◆ **Work instructions**:
Select every line below that contains the string "carmignac".
•••
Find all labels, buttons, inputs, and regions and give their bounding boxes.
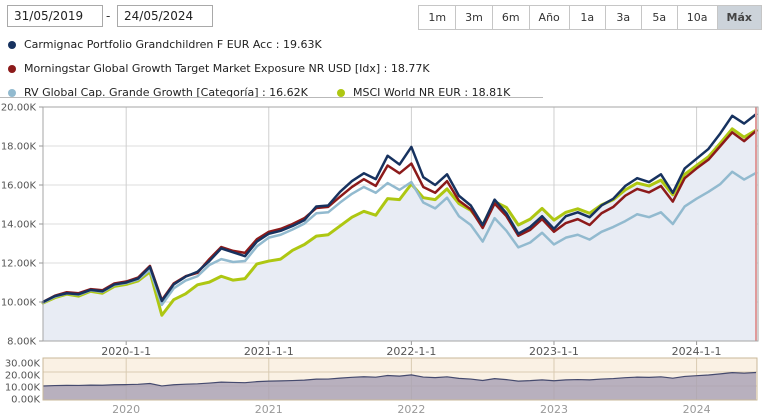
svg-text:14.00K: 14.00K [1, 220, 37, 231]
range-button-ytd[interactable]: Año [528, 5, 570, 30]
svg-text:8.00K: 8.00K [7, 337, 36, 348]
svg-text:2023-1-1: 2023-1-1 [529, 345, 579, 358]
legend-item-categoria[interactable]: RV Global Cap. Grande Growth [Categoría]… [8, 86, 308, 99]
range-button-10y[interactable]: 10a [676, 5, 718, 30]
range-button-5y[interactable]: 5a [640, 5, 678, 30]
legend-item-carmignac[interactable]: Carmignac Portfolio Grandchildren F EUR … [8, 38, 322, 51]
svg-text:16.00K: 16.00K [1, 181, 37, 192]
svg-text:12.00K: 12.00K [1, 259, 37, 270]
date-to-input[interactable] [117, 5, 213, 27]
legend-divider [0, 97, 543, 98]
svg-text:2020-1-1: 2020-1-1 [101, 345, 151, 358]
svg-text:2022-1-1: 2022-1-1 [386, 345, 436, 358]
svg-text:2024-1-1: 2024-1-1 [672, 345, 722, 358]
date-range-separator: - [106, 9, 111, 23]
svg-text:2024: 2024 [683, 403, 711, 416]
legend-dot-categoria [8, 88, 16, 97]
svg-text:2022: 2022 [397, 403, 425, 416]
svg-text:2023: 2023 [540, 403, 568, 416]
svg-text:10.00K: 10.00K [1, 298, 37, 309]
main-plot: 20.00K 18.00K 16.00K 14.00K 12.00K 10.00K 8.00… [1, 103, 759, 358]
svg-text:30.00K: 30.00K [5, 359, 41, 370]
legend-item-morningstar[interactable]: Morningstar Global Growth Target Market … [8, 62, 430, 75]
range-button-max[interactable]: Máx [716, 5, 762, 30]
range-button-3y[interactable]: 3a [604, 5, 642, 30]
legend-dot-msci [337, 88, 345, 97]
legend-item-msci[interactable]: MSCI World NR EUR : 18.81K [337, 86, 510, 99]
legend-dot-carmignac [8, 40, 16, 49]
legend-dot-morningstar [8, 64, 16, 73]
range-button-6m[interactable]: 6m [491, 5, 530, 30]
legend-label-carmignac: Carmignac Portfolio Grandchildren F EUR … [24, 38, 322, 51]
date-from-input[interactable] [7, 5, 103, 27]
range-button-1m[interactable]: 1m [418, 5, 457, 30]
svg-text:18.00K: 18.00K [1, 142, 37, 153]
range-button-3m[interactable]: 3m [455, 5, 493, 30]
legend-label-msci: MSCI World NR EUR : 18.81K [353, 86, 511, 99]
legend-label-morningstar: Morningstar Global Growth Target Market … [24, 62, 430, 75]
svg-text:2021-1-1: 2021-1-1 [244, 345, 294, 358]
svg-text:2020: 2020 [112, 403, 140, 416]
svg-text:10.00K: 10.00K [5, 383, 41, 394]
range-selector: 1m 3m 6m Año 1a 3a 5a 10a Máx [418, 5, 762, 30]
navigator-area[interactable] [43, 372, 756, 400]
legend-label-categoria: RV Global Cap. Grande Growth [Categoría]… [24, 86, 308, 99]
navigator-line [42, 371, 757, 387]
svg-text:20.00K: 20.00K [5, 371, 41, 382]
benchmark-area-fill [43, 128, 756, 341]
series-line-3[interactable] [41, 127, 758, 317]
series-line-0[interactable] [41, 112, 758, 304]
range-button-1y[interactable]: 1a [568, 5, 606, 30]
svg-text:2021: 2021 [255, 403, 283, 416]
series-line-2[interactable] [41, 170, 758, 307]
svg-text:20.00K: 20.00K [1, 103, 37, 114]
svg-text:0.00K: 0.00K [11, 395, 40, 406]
•••
◆ **Exercise response**:
legend-item-carmignac[interactable]: Carmignac Portfolio Grandchildren F EUR … [8, 38, 322, 51]
legend-dot-carmignac [8, 40, 16, 49]
legend-label-carmignac: Carmignac Portfolio Grandchildren F EUR … [24, 38, 322, 51]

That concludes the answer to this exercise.